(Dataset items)

-=-=-

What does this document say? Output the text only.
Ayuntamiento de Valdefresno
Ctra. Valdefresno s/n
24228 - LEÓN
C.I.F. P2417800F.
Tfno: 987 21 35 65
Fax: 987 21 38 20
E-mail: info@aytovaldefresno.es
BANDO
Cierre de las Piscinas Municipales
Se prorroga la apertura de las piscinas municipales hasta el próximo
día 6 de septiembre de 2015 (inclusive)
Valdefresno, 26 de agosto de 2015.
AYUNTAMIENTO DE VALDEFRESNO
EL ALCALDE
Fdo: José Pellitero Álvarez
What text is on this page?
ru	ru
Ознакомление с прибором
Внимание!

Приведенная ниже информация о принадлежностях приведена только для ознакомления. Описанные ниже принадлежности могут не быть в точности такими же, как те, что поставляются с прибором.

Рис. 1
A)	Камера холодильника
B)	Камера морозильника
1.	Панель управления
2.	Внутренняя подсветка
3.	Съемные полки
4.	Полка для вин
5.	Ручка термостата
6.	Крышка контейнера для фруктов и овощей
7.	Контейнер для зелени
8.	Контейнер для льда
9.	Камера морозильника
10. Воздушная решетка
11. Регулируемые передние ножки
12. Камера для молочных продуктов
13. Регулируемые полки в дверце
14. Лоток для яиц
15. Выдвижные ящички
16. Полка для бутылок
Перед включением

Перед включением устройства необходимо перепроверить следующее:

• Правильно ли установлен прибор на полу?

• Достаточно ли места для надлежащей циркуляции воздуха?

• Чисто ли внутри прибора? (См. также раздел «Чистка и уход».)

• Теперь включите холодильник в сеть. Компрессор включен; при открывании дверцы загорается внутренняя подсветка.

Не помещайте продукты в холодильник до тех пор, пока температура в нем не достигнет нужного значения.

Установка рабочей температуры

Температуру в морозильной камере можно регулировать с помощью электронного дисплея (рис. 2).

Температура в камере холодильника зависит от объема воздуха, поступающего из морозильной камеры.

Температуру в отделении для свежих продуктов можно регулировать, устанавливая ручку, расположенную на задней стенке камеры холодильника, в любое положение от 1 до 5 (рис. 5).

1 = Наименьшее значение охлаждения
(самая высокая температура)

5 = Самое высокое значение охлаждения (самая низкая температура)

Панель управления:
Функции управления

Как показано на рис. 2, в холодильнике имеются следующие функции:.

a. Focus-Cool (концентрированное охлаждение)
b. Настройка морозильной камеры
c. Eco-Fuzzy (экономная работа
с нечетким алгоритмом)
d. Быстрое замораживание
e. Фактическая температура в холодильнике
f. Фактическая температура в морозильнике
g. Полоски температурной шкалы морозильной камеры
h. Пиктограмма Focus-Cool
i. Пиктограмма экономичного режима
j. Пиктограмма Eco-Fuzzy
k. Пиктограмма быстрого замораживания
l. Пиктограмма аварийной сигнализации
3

-=-=-

__Task to carry out__.
Using the entries above, please restate each one word for word.

__Reply__.
What does this document say? Output the text only.
Ayuntamiento de Valdefresno
Ctra. Valdefresno s/n
24228 - LEÓN
C.I.F. P2417800F.
Tfno: 987 21 35 65
Fax: 987 21 38 20
E-mail: info@aytovaldefresno.es
BANDO
Cierre de las Piscinas Municipales
Se prorroga la apertura de las piscinas municipales hasta el próximo
día 6 de septiembre de 2015 (inclusive)
Valdefresno, 26 de agosto de 2015.
AYUNTAMIENTO DE VALDEFRESNO
EL ALCALDE
Fdo: José Pellitero Álvarez
What text is on this page?
ru	ru
Ознакомление с прибором
Внимание!

Приведенная ниже информация о принадлежностях приведена только для ознакомления. Описанные ниже принадлежности могут не быть в точности такими же, как те, что поставляются с прибором.

Рис. 1
A)	Камера холодильника
B)	Камера морозильника
1.	Панель управления
2.	Внутренняя подсветка
3.	Съемные полки
4.	Полка для вин
5.	Ручка термостата
6.	Крышка контейнера для фруктов и овощей
7.	Контейнер для зелени
8.	Контейнер для льда
9.	Камера морозильника
10. Воздушная решетка
11. Регулируемые передние ножки
12. Камера для молочных продуктов
13. Регулируемые полки в дверце
14. Лоток для яиц
15. Выдвижные ящички
16. Полка для бутылок
Перед включением

Перед включением устройства необходимо перепроверить следующее:

• Правильно ли установлен прибор на полу?

• Достаточно ли места для надлежащей циркуляции воздуха?

• Чисто ли внутри прибора? (См. также раздел «Чистка и уход».)

• Теперь включите холодильник в сеть. Компрессор включен; при открывании дверцы загорается внутренняя подсветка.

Не помещайте продукты в холодильник до тех пор, пока температура в нем не достигнет нужного значения.

Установка рабочей температуры

Температуру в морозильной камере можно регулировать с помощью электронного дисплея (рис. 2).

Температура в камере холодильника зависит от объема воздуха, поступающего из морозильной камеры.

Температуру в отделении для свежих продуктов можно регулировать, устанавливая ручку, расположенную на задней стенке камеры холодильника, в любое положение от 1 до 5 (рис. 5).

1 = Наименьшее значение охлаждения
(самая высокая температура)

5 = Самое высокое значение охлаждения (самая низкая температура)

Панель управления:
Функции управления

Как показано на рис. 2, в холодильнике имеются следующие функции:.

a. Focus-Cool (концентрированное охлаждение)
b. Настройка морозильной камеры
c. Eco-Fuzzy (экономная работа
с нечетким алгоритмом)
d. Быстрое замораживание
e. Фактическая температура в холодильнике
f. Фактическая температура в морозильнике
g. Полоски температурной шкалы морозильной камеры
h. Пиктограмма Focus-Cool
i. Пиктограмма экономичного режима
j. Пиктограмма Eco-Fuzzy
k. Пиктограмма быстрого замораживания
l. Пиктограмма аварийной сигнализации
3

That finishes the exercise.